Records excerpted from a collection:
------------

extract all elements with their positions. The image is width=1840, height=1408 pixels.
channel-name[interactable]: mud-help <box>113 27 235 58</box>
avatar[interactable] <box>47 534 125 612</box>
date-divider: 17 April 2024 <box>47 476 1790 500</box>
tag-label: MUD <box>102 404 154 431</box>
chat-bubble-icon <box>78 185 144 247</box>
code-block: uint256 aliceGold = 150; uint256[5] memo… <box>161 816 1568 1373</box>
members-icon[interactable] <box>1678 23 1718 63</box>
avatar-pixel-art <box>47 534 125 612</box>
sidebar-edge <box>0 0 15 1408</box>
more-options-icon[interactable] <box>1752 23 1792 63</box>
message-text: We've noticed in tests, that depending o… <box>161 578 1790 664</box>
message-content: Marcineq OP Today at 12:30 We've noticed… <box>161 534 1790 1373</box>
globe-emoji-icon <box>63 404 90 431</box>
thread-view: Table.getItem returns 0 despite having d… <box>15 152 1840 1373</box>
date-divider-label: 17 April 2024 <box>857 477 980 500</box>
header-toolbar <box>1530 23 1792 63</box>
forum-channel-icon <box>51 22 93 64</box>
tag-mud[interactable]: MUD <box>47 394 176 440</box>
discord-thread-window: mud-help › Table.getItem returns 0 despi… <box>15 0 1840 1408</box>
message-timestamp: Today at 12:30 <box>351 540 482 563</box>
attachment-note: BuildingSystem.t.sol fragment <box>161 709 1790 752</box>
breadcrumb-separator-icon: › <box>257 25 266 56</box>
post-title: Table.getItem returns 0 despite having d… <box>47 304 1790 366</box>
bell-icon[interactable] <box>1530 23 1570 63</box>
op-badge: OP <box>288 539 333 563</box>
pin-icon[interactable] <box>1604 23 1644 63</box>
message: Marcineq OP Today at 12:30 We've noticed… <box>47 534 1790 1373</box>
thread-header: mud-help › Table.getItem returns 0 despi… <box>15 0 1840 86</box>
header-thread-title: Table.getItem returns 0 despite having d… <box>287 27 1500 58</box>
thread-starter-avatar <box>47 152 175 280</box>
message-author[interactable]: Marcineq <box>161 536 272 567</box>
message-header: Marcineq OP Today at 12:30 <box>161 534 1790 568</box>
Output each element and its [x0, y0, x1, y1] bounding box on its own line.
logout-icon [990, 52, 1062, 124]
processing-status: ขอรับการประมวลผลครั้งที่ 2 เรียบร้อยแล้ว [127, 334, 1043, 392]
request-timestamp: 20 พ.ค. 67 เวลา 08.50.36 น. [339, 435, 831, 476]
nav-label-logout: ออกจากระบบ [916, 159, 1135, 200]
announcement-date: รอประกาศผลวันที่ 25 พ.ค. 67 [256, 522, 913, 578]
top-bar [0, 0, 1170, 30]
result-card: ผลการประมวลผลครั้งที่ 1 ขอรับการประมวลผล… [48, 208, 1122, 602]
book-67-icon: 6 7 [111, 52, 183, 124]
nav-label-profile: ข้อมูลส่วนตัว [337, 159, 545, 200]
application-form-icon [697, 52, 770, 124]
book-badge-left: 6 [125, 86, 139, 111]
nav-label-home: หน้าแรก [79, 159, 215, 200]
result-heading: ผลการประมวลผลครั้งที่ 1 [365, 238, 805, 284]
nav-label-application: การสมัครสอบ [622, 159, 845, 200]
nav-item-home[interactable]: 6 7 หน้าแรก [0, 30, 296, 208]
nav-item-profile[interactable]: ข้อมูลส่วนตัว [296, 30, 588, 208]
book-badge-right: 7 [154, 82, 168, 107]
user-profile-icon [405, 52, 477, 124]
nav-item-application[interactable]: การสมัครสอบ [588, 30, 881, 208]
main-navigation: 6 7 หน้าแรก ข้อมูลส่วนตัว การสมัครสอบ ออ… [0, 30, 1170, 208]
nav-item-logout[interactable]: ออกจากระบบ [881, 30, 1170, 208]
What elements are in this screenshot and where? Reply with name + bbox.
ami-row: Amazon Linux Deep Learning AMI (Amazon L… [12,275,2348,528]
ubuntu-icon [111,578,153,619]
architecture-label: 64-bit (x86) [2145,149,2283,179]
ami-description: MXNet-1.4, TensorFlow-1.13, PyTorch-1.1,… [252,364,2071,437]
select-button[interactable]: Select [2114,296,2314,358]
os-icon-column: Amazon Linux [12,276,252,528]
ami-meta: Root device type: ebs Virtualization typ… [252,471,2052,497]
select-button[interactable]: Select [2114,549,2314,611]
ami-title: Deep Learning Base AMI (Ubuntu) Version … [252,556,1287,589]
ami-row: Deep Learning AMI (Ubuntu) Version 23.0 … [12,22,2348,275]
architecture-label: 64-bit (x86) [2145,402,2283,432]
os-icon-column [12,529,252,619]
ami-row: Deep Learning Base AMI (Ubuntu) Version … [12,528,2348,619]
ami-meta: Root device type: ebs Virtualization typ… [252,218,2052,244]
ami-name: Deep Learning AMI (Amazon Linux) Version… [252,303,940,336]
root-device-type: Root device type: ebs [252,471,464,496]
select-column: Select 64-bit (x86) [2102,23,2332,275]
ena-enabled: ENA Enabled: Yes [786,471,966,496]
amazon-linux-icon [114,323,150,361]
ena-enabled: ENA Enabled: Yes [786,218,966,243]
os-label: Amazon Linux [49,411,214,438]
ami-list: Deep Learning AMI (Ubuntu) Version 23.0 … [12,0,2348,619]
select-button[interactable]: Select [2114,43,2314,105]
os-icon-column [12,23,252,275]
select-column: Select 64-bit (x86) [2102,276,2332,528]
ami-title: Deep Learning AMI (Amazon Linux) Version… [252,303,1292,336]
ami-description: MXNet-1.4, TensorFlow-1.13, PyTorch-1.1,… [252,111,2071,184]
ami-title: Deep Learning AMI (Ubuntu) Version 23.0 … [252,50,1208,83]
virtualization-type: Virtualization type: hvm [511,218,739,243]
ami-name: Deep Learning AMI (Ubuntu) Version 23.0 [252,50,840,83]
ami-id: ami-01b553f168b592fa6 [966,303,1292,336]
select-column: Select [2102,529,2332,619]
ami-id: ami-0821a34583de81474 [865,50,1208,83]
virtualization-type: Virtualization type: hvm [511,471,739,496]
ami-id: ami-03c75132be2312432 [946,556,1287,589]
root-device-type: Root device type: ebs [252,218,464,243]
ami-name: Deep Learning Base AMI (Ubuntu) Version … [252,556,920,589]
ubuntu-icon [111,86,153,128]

------------

Pull out each line of the listing above that contains the string "timestamp".

message-timestamp: Today at 12:30 <box>351 540 482 563</box>
request-timestamp: 20 พ.ค. 67 เวลา 08.50.36 น. [339, 435, 831, 476]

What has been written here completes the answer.